-- Selected excerpt follows --

Adolescents consuming less iron, vitamins
Adolescence is the time when one needs to be particular about food consumption, especially intake of vitamins and minerals for a healthy life. But several studies have shown that adolescents' intake of important nutrients, as well as their performance in standard physical fitness tests, have fallen in recent years.
Because nutrition and fitness are intertwined -- for example, iron forms part of haemoglobin, which carries oxygen to muscles, and antioxidants such as vitamin C aid in rebuilding damage after intense training -- these two findings could be related, the Journal of Applied Physiology reports.
Luis Gracia-Marco of the University of Zaragoza, Spain, and colleagues, have found that adolescents' blood levels of various micronutrients are correlated with how well they performed in certain physical fitness tests.
Gracia-Marco and colleagues relied on data from a larger, long-term research project known as the Healthy Lifestyle in Europe by Nutrition in Adolescents Cross-Sectional Study, or HELENA-CSS, according to a Zaragoza statement.

-- Selected excerpt concluded --
-- Extracted records follows --

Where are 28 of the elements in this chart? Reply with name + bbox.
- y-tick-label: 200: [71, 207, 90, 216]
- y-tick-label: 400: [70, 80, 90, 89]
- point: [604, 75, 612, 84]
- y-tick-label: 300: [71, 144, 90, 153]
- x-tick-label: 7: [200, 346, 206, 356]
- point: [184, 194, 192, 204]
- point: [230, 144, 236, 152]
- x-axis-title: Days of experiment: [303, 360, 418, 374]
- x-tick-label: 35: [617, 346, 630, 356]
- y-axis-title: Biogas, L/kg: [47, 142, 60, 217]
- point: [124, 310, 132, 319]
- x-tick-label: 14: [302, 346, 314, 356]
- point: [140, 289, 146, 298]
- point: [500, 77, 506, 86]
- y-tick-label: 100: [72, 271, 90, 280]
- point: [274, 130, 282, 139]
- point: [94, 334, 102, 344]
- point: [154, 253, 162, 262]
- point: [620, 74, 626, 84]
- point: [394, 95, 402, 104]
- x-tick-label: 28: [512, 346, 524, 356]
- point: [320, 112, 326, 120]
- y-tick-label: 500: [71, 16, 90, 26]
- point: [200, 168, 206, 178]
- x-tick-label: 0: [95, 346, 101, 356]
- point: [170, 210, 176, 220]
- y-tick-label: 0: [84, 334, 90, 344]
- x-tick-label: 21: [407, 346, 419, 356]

-- Extracted records concluded --

**What you are asked to do**
Print the full article on adolescent nutrition and fitness word for word.

**Task answer**
Adolescents consuming less iron, vitamins
Adolescence is the time when one needs to be particular about food consumption, especially intake of vitamins and minerals for a healthy life. But several studies have shown that adolescents' intake of important nutrients, as well as their performance in standard physical fitness tests, have fallen in recent years.
Because nutrition and fitness are intertwined -- for example, iron forms part of haemoglobin, which carries oxygen to muscles, and antioxidants such as vitamin C aid in rebuilding damage after intense training -- these two findings could be related, the Journal of Applied Physiology reports.
Luis Gracia-Marco of the University of Zaragoza, Spain, and colleagues, have found that adolescents' blood levels of various micronutrients are correlated with how well they performed in certain physical fitness tests.
Gracia-Marco and colleagues relied on data from a larger, long-term research project known as the Healthy Lifestyle in Europe by Nutrition in Adolescents Cross-Sectional Study, or HELENA-CSS, according to a Zaragoza statement.